• _Provided material_
- - -
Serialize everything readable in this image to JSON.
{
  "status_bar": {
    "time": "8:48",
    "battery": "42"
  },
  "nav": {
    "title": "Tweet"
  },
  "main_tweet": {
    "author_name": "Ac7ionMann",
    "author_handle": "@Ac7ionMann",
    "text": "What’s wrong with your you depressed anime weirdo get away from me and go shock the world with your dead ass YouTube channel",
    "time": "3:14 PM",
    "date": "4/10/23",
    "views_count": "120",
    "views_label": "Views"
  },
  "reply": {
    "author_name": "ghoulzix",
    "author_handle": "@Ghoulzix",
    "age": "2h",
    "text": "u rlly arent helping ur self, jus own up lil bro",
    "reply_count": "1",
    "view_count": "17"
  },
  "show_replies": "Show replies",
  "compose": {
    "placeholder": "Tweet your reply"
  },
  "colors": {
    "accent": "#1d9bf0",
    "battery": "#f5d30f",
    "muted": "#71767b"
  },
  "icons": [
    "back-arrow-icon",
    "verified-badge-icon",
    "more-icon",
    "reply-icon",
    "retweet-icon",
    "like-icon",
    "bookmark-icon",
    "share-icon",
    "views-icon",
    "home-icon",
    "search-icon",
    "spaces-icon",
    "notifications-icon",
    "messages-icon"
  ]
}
- - -
• _Directions_
Return each line among the entries that holds the word "text".

• _The completed task_
    "text": "What’s wrong with your you depressed anime weirdo get away from me and go shock the world with your dead ass YouTube channel",
    "text": "u rlly arent helping ur self, jus own up lil bro",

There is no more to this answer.